>> BEGIN

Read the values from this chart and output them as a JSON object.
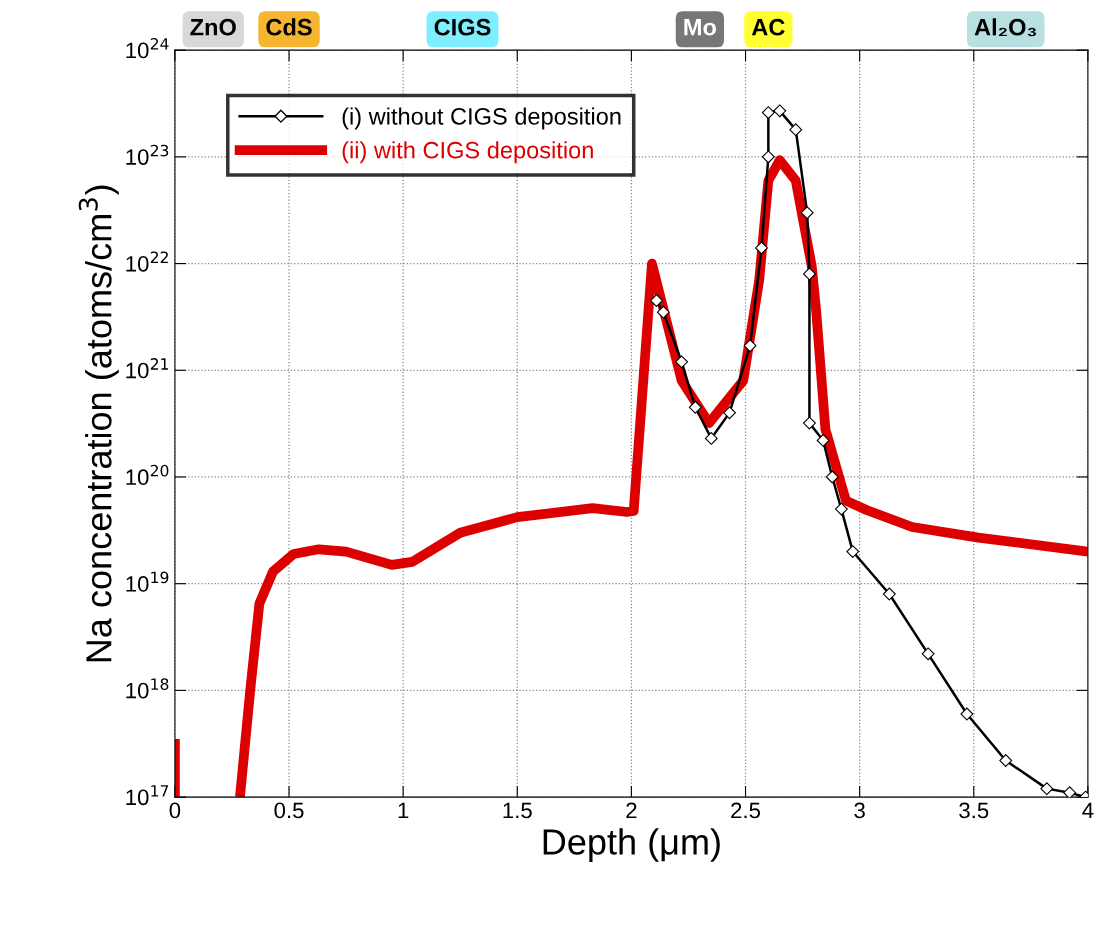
{
  "chart_data": {
    "type": "line",
    "xlabel": "Depth (μm)",
    "ylabel": "Na concentration (atoms/cm$^{3}$)",
    "log": "y",
    "grid": true,
    "legend": "top left",
    "xlim": [
      0,
      4
    ],
    "xticks": [
      0,
      0.5,
      1,
      1.5,
      2,
      2.5,
      3,
      3.5,
      4
    ],
    "ylim": [
      1e+17,
      1e+24
    ],
    "yticks": [
      {
        "value": 1e+17,
        "label": "10$^{17}$"
      },
      {
        "value": 1e+18,
        "label": "10$^{18}$"
      },
      {
        "value": 1e+19,
        "label": "10$^{19}$"
      },
      {
        "value": 1e+20,
        "label": "10$^{20}$"
      },
      {
        "value": 1e+21,
        "label": "10$^{21}$"
      },
      {
        "value": 1e+22,
        "label": "10$^{22}$"
      },
      {
        "value": 1e+23,
        "label": "10$^{23}$"
      },
      {
        "value": 1e+24,
        "label": "10$^{24}$"
      }
    ],
    "annotations": [
      "ZnO",
      "CdS",
      "CIGS",
      "Mo",
      "AC",
      "Al₂O₃"
    ],
    "series": [
      {
        "name": "(i) without CIGS deposition",
        "color": "#000000",
        "marker": "diamond",
        "line_style": "solid",
        "x": [
          2.11,
          2.14,
          2.22,
          2.28,
          2.35,
          2.43,
          2.52,
          2.57,
          2.6,
          2.6,
          2.65,
          2.72,
          2.77,
          2.78,
          2.78,
          2.84,
          2.88,
          2.92,
          2.97,
          3.13,
          3.3,
          3.47,
          3.64,
          3.82,
          3.92,
          3.99
        ],
        "values": [
          4.5e+21,
          3.5e+21,
          1.2e+21,
          4.5e+20,
          2.3e+20,
          4e+20,
          1.7e+21,
          1.4e+22,
          1e+23,
          2.6e+23,
          2.7e+23,
          1.8e+23,
          3e+22,
          8e+21,
          3.2e+20,
          2.2e+20,
          1e+20,
          5e+19,
          2e+19,
          8e+18,
          2.2e+18,
          6e+17,
          2.2e+17,
          1.2e+17,
          1.1e+17,
          1e+17
        ]
      },
      {
        "name": "(ii) with CIGS deposition",
        "color": "#dd0000",
        "marker": "none",
        "line_style": "solid",
        "x": [
          0,
          0,
          0.15,
          0.285,
          0.33,
          0.37,
          0.43,
          0.52,
          0.63,
          0.75,
          0.95,
          1.04,
          1.25,
          1.5,
          1.83,
          1.98,
          2.01,
          2.09,
          2.22,
          2.34,
          2.49,
          2.56,
          2.6,
          2.65,
          2.72,
          2.79,
          2.81,
          2.85,
          2.91,
          2.94,
          3.03,
          3.23,
          3.52,
          4.0
        ],
        "values": [
          1e+17,
          3.5e+17,
          null,
          1e+17,
          1e+18,
          6.5e+18,
          1.3e+19,
          1.9e+19,
          2.1e+19,
          2e+19,
          1.5e+19,
          1.6e+19,
          3e+19,
          4.2e+19,
          5.1e+19,
          4.7e+19,
          4.8e+19,
          1e+22,
          8e+20,
          3.2e+20,
          8e+20,
          7e+21,
          6e+22,
          9.3e+22,
          6e+22,
          9.5e+21,
          3.5e+21,
          2.8e+20,
          1e+20,
          6e+19,
          4.9e+19,
          3.4e+19,
          2.7e+19,
          2e+19
        ]
      }
    ]
  }
}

>> END

- [Task brief] Take every line from the data that contains the word "CIGS".

- [Solution for this problem]
      "CIGS",
        "name": "(i) without CIGS deposition",
        "name": "(ii) with CIGS deposition",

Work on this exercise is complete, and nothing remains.